**Aim of the task:**
Return the whole listing, keeping every character the same.

**Data section:**
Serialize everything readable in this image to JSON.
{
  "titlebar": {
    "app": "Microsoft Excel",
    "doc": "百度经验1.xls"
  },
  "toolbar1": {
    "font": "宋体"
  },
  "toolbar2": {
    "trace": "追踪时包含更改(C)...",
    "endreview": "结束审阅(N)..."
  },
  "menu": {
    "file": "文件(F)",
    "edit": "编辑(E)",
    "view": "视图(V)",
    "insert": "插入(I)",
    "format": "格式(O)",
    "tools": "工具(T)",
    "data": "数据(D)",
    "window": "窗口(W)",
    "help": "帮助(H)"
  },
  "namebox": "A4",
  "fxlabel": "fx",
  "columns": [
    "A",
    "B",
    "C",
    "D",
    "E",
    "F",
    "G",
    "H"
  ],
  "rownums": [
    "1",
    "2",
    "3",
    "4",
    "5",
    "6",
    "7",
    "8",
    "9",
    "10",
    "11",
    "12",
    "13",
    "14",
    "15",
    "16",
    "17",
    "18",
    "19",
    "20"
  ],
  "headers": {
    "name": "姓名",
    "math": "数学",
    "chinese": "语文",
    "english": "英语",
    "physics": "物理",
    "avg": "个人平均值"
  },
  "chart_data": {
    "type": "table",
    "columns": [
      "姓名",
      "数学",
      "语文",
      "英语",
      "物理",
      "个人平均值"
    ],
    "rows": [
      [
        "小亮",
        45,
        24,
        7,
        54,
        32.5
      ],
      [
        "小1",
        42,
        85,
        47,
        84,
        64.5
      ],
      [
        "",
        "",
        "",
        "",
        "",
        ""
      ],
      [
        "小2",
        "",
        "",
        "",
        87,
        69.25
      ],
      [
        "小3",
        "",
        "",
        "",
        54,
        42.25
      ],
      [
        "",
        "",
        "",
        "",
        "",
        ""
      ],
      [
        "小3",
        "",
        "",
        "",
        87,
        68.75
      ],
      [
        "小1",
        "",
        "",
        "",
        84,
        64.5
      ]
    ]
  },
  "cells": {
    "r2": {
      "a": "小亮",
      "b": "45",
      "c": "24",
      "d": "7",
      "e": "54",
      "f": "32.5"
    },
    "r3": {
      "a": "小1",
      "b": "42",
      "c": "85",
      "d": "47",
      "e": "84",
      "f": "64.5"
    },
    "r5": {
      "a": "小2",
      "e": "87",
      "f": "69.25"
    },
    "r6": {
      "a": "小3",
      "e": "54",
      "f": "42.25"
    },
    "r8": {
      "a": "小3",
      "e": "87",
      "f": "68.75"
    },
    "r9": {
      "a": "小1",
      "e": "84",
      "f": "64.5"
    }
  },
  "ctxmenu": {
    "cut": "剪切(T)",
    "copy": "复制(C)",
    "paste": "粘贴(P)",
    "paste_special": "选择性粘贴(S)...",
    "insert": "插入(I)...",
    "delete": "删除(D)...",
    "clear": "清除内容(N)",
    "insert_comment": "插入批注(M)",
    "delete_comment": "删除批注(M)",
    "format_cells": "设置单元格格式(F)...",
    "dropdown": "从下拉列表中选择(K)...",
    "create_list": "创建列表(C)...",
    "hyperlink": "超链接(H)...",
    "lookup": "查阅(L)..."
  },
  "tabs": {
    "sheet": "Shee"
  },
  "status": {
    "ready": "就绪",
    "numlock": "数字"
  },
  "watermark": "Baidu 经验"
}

**Answer to this task:**
Serialize everything readable in this image to JSON.
{
  "titlebar": {
    "app": "Microsoft Excel",
    "doc": "百度经验1.xls"
  },
  "toolbar1": {
    "font": "宋体"
  },
  "toolbar2": {
    "trace": "追踪时包含更改(C)...",
    "endreview": "结束审阅(N)..."
  },
  "menu": {
    "file": "文件(F)",
    "edit": "编辑(E)",
    "view": "视图(V)",
    "insert": "插入(I)",
    "format": "格式(O)",
    "tools": "工具(T)",
    "data": "数据(D)",
    "window": "窗口(W)",
    "help": "帮助(H)"
  },
  "namebox": "A4",
  "fxlabel": "fx",
  "columns": [
    "A",
    "B",
    "C",
    "D",
    "E",
    "F",
    "G",
    "H"
  ],
  "rownums": [
    "1",
    "2",
    "3",
    "4",
    "5",
    "6",
    "7",
    "8",
    "9",
    "10",
    "11",
    "12",
    "13",
    "14",
    "15",
    "16",
    "17",
    "18",
    "19",
    "20"
  ],
  "headers": {
    "name": "姓名",
    "math": "数学",
    "chinese": "语文",
    "english": "英语",
    "physics": "物理",
    "avg": "个人平均值"
  },
  "chart_data": {
    "type": "table",
    "columns": [
      "姓名",
      "数学",
      "语文",
      "英语",
      "物理",
      "个人平均值"
    ],
    "rows": [
      [
        "小亮",
        45,
        24,
        7,
        54,
        32.5
      ],
      [
        "小1",
        42,
        85,
        47,
        84,
        64.5
      ],
      [
        "",
        "",
        "",
        "",
        "",
        ""
      ],
      [
        "小2",
        "",
        "",
        "",
        87,
        69.25
      ],
      [
        "小3",
        "",
        "",
        "",
        54,
        42.25
      ],
      [
        "",
        "",
        "",
        "",
        "",
        ""
      ],
      [
        "小3",
        "",
        "",
        "",
        87,
        68.75
      ],
      [
        "小1",
        "",
        "",
        "",
        84,
        64.5
      ]
    ]
  },
  "cells": {
    "r2": {
      "a": "小亮",
      "b": "45",
      "c": "24",
      "d": "7",
      "e": "54",
      "f": "32.5"
    },
    "r3": {
      "a": "小1",
      "b": "42",
      "c": "85",
      "d": "47",
      "e": "84",
      "f": "64.5"
    },
    "r5": {
      "a": "小2",
      "e": "87",
      "f": "69.25"
    },
    "r6": {
      "a": "小3",
      "e": "54",
      "f": "42.25"
    },
    "r8": {
      "a": "小3",
      "e": "87",
      "f": "68.75"
    },
    "r9": {
      "a": "小1",
      "e": "84",
      "f": "64.5"
    }
  },
  "ctxmenu": {
    "cut": "剪切(T)",
    "copy": "复制(C)",
    "paste": "粘贴(P)",
    "paste_special": "选择性粘贴(S)...",
    "insert": "插入(I)...",
    "delete": "删除(D)...",
    "clear": "清除内容(N)",
    "insert_comment": "插入批注(M)",
    "delete_comment": "删除批注(M)",
    "format_cells": "设置单元格格式(F)...",
    "dropdown": "从下拉列表中选择(K)...",
    "create_list": "创建列表(C)...",
    "hyperlink": "超链接(H)...",
    "lookup": "查阅(L)..."
  },
  "tabs": {
    "sheet": "Shee"
  },
  "status": {
    "ready": "就绪",
    "numlock": "数字"
  },
  "watermark": "Baidu 经验"
}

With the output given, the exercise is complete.